* Structured figure records *
+++
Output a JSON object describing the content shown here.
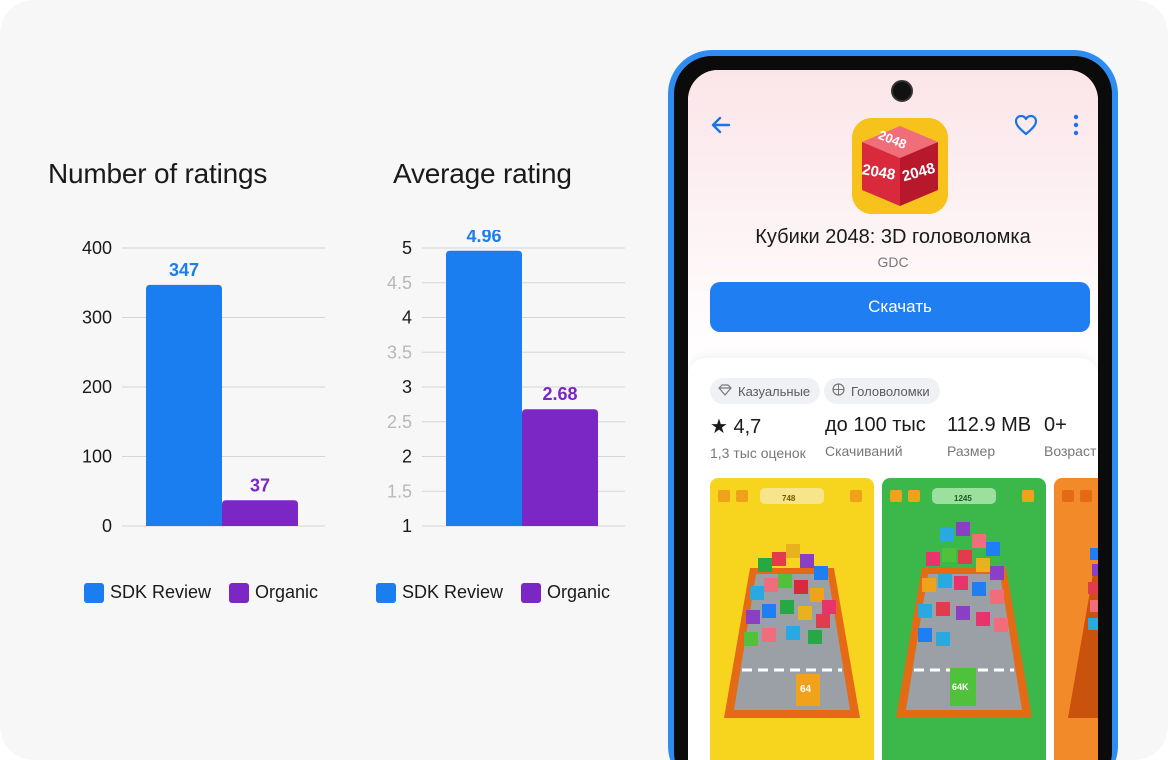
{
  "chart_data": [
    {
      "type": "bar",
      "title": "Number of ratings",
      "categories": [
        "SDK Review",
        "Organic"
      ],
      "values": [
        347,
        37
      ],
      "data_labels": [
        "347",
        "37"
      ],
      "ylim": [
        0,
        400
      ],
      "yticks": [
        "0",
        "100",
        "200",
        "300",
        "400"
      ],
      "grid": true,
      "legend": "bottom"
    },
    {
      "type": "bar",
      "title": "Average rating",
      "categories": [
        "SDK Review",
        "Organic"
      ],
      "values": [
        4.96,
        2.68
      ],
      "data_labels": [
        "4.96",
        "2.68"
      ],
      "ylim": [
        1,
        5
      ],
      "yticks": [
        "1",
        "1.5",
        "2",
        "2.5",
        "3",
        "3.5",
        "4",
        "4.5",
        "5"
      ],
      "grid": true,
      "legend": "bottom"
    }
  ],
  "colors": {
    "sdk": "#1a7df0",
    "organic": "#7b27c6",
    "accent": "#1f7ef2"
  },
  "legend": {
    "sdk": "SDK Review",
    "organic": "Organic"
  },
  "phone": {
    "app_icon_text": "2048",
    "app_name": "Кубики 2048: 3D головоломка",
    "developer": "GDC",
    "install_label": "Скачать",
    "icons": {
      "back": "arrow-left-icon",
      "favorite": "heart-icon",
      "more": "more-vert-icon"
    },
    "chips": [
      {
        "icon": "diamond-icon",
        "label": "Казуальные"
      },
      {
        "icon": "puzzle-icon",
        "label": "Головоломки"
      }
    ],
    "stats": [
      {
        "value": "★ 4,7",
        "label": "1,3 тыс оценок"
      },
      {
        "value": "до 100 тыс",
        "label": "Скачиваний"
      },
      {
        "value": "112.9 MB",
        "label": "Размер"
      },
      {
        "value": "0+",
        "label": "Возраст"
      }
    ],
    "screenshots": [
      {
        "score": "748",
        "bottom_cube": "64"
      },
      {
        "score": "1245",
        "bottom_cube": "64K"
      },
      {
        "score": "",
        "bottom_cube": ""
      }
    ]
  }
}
+++
Copy each line holding the word "title" from the listing above.

      "title": "Number of ratings",
      "title": "Average rating",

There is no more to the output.